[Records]

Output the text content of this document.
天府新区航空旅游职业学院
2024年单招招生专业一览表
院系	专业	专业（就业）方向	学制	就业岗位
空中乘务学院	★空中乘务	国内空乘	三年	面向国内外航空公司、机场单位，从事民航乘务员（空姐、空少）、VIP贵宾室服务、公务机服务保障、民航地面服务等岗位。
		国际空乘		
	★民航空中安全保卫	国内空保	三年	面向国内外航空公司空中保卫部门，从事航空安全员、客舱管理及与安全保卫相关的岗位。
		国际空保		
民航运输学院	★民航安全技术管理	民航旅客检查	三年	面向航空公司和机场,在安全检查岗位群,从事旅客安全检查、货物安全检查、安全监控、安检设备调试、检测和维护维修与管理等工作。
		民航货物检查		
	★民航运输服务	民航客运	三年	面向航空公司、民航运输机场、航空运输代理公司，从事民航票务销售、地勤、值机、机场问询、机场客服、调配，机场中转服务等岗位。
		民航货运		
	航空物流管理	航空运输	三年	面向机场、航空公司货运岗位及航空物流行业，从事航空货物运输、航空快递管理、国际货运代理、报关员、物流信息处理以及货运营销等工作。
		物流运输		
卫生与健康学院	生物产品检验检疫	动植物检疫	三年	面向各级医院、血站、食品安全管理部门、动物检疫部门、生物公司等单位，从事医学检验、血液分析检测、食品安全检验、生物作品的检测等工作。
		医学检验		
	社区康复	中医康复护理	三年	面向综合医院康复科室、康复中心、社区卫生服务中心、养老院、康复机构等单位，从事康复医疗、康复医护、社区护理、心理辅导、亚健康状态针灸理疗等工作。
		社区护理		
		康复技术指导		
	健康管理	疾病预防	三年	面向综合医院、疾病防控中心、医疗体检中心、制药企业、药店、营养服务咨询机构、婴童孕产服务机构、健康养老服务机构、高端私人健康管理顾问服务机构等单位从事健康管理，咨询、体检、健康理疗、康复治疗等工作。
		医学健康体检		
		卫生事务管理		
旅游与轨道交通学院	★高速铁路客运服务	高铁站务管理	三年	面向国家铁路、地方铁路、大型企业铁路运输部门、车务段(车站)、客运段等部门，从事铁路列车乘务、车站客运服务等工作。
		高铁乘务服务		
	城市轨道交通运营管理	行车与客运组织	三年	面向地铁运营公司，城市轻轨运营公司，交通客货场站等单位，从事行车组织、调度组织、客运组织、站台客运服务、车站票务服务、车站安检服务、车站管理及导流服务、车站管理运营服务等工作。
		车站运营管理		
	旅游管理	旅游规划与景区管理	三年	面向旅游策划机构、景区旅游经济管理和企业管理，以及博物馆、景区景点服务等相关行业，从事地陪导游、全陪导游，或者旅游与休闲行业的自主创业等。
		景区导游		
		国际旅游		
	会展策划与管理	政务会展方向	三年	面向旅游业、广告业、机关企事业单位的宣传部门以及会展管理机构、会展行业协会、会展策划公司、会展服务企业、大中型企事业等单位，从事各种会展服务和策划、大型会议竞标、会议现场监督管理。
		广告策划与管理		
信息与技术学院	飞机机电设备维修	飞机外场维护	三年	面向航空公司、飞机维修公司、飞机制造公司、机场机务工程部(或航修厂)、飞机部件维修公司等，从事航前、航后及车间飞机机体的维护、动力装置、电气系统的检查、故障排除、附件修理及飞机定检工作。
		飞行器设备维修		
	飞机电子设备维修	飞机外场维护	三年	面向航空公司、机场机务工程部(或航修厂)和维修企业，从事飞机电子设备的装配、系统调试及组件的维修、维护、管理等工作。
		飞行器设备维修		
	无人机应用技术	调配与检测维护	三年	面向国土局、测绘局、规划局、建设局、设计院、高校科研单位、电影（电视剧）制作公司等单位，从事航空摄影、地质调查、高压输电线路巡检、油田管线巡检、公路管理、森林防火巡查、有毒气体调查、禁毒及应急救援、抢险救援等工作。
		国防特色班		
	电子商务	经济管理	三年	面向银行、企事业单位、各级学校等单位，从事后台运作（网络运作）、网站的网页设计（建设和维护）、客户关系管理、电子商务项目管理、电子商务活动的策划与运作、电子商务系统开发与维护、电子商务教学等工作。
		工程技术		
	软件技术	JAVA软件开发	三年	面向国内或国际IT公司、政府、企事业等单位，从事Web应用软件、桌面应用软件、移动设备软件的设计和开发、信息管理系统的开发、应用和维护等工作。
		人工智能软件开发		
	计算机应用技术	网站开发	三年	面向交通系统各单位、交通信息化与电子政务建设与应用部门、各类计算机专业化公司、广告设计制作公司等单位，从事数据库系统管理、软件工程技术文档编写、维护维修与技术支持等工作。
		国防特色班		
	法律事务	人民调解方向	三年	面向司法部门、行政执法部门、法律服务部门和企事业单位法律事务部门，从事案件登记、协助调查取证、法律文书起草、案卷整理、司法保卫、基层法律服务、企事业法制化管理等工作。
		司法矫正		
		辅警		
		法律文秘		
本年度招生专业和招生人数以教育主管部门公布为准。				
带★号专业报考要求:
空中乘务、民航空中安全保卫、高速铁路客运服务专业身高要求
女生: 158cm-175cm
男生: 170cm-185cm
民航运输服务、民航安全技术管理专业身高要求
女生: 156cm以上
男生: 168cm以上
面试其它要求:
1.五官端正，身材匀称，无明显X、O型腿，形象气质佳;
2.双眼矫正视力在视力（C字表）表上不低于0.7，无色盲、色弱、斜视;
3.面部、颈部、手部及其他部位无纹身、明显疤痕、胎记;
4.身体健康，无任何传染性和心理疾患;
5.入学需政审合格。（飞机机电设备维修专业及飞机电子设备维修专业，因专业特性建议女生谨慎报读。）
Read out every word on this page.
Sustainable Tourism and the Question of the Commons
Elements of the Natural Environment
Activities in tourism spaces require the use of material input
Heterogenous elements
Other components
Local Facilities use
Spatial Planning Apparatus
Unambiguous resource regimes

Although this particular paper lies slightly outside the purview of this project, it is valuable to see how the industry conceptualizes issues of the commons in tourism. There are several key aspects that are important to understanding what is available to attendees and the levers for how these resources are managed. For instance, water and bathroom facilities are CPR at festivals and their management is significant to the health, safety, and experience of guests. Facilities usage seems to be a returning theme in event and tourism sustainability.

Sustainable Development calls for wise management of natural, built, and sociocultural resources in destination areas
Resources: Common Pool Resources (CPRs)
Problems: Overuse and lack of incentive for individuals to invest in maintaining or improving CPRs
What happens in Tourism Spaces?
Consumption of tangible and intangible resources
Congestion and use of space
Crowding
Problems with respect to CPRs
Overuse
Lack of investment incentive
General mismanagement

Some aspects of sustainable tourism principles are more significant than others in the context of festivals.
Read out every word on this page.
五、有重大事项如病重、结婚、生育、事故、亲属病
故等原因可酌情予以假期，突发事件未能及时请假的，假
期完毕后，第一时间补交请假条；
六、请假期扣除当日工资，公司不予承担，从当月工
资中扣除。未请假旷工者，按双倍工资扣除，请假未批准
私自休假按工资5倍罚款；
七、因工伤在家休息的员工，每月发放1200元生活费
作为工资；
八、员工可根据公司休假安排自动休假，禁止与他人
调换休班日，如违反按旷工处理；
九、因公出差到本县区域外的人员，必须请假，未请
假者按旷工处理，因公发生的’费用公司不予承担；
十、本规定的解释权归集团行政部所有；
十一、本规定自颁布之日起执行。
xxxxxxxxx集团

**WRITTEN REQUEST:** Your task is to repeat every line exactly.

**EXERCISE ANSWER:**
Output the text content of this document.
天府新区航空旅游职业学院
2024年单招招生专业一览表
院系	专业	专业（就业）方向	学制	就业岗位
空中乘务学院	★空中乘务	国内空乘	三年	面向国内外航空公司、机场单位，从事民航乘务员（空姐、空少）、VIP贵宾室服务、公务机服务保障、民航地面服务等岗位。
		国际空乘		
	★民航空中安全保卫	国内空保	三年	面向国内外航空公司空中保卫部门，从事航空安全员、客舱管理及与安全保卫相关的岗位。
		国际空保		
民航运输学院	★民航安全技术管理	民航旅客检查	三年	面向航空公司和机场,在安全检查岗位群,从事旅客安全检查、货物安全检查、安全监控、安检设备调试、检测和维护维修与管理等工作。
		民航货物检查		
	★民航运输服务	民航客运	三年	面向航空公司、民航运输机场、航空运输代理公司，从事民航票务销售、地勤、值机、机场问询、机场客服、调配，机场中转服务等岗位。
		民航货运		
	航空物流管理	航空运输	三年	面向机场、航空公司货运岗位及航空物流行业，从事航空货物运输、航空快递管理、国际货运代理、报关员、物流信息处理以及货运营销等工作。
		物流运输		
卫生与健康学院	生物产品检验检疫	动植物检疫	三年	面向各级医院、血站、食品安全管理部门、动物检疫部门、生物公司等单位，从事医学检验、血液分析检测、食品安全检验、生物作品的检测等工作。
		医学检验		
	社区康复	中医康复护理	三年	面向综合医院康复科室、康复中心、社区卫生服务中心、养老院、康复机构等单位，从事康复医疗、康复医护、社区护理、心理辅导、亚健康状态针灸理疗等工作。
		社区护理		
		康复技术指导		
	健康管理	疾病预防	三年	面向综合医院、疾病防控中心、医疗体检中心、制药企业、药店、营养服务咨询机构、婴童孕产服务机构、健康养老服务机构、高端私人健康管理顾问服务机构等单位从事健康管理，咨询、体检、健康理疗、康复治疗等工作。
		医学健康体检		
		卫生事务管理		
旅游与轨道交通学院	★高速铁路客运服务	高铁站务管理	三年	面向国家铁路、地方铁路、大型企业铁路运输部门、车务段(车站)、客运段等部门，从事铁路列车乘务、车站客运服务等工作。
		高铁乘务服务		
	城市轨道交通运营管理	行车与客运组织	三年	面向地铁运营公司，城市轻轨运营公司，交通客货场站等单位，从事行车组织、调度组织、客运组织、站台客运服务、车站票务服务、车站安检服务、车站管理及导流服务、车站管理运营服务等工作。
		车站运营管理		
	旅游管理	旅游规划与景区管理	三年	面向旅游策划机构、景区旅游经济管理和企业管理，以及博物馆、景区景点服务等相关行业，从事地陪导游、全陪导游，或者旅游与休闲行业的自主创业等。
		景区导游		
		国际旅游		
	会展策划与管理	政务会展方向	三年	面向旅游业、广告业、机关企事业单位的宣传部门以及会展管理机构、会展行业协会、会展策划公司、会展服务企业、大中型企事业等单位，从事各种会展服务和策划、大型会议竞标、会议现场监督管理。
		广告策划与管理		
信息与技术学院	飞机机电设备维修	飞机外场维护	三年	面向航空公司、飞机维修公司、飞机制造公司、机场机务工程部(或航修厂)、飞机部件维修公司等，从事航前、航后及车间飞机机体的维护、动力装置、电气系统的检查、故障排除、附件修理及飞机定检工作。
		飞行器设备维修		
	飞机电子设备维修	飞机外场维护	三年	面向航空公司、机场机务工程部(或航修厂)和维修企业，从事飞机电子设备的装配、系统调试及组件的维修、维护、管理等工作。
		飞行器设备维修		
	无人机应用技术	调配与检测维护	三年	面向国土局、测绘局、规划局、建设局、设计院、高校科研单位、电影（电视剧）制作公司等单位，从事航空摄影、地质调查、高压输电线路巡检、油田管线巡检、公路管理、森林防火巡查、有毒气体调查、禁毒及应急救援、抢险救援等工作。
		国防特色班		
	电子商务	经济管理	三年	面向银行、企事业单位、各级学校等单位，从事后台运作（网络运作）、网站的网页设计（建设和维护）、客户关系管理、电子商务项目管理、电子商务活动的策划与运作、电子商务系统开发与维护、电子商务教学等工作。
		工程技术		
	软件技术	JAVA软件开发	三年	面向国内或国际IT公司、政府、企事业等单位，从事Web应用软件、桌面应用软件、移动设备软件的设计和开发、信息管理系统的开发、应用和维护等工作。
		人工智能软件开发		
	计算机应用技术	网站开发	三年	面向交通系统各单位、交通信息化与电子政务建设与应用部门、各类计算机专业化公司、广告设计制作公司等单位，从事数据库系统管理、软件工程技术文档编写、维护维修与技术支持等工作。
		国防特色班		
	法律事务	人民调解方向	三年	面向司法部门、行政执法部门、法律服务部门和企事业单位法律事务部门，从事案件登记、协助调查取证、法律文书起草、案卷整理、司法保卫、基层法律服务、企事业法制化管理等工作。
		司法矫正		
		辅警		
		法律文秘		
本年度招生专业和招生人数以教育主管部门公布为准。				
带★号专业报考要求:
空中乘务、民航空中安全保卫、高速铁路客运服务专业身高要求
女生: 158cm-175cm
男生: 170cm-185cm
民航运输服务、民航安全技术管理专业身高要求
女生: 156cm以上
男生: 168cm以上
面试其它要求:
1.五官端正，身材匀称，无明显X、O型腿，形象气质佳;
2.双眼矫正视力在视力（C字表）表上不低于0.7，无色盲、色弱、斜视;
3.面部、颈部、手部及其他部位无纹身、明显疤痕、胎记;
4.身体健康，无任何传染性和心理疾患;
5.入学需政审合格。（飞机机电设备维修专业及飞机电子设备维修专业，因专业特性建议女生谨慎报读。）
Read out every word on this page.
Sustainable Tourism and the Question of the Commons
Elements of the Natural Environment
Activities in tourism spaces require the use of material input
Heterogenous elements
Other components
Local Facilities use
Spatial Planning Apparatus
Unambiguous resource regimes

Although this particular paper lies slightly outside the purview of this project, it is valuable to see how the industry conceptualizes issues of the commons in tourism. There are several key aspects that are important to understanding what is available to attendees and the levers for how these resources are managed. For instance, water and bathroom facilities are CPR at festivals and their management is significant to the health, safety, and experience of guests. Facilities usage seems to be a returning theme in event and tourism sustainability.

Sustainable Development calls for wise management of natural, built, and sociocultural resources in destination areas
Resources: Common Pool Resources (CPRs)
Problems: Overuse and lack of incentive for individuals to invest in maintaining or improving CPRs
What happens in Tourism Spaces?
Consumption of tangible and intangible resources
Congestion and use of space
Crowding
Problems with respect to CPRs
Overuse
Lack of investment incentive
General mismanagement

Some aspects of sustainable tourism principles are more significant than others in the context of festivals.
Read out every word on this page.
五、有重大事项如病重、结婚、生育、事故、亲属病
故等原因可酌情予以假期，突发事件未能及时请假的，假
期完毕后，第一时间补交请假条；
六、请假期扣除当日工资，公司不予承担，从当月工
资中扣除。未请假旷工者，按双倍工资扣除，请假未批准
私自休假按工资5倍罚款；
七、因工伤在家休息的员工，每月发放1200元生活费
作为工资；
八、员工可根据公司休假安排自动休假，禁止与他人
调换休班日，如违反按旷工处理；
九、因公出差到本县区域外的人员，必须请假，未请
假者按旷工处理，因公发生的’费用公司不予承担；
十、本规定的解释权归集团行政部所有；
十一、本规定自颁布之日起执行。
xxxxxxxxx集团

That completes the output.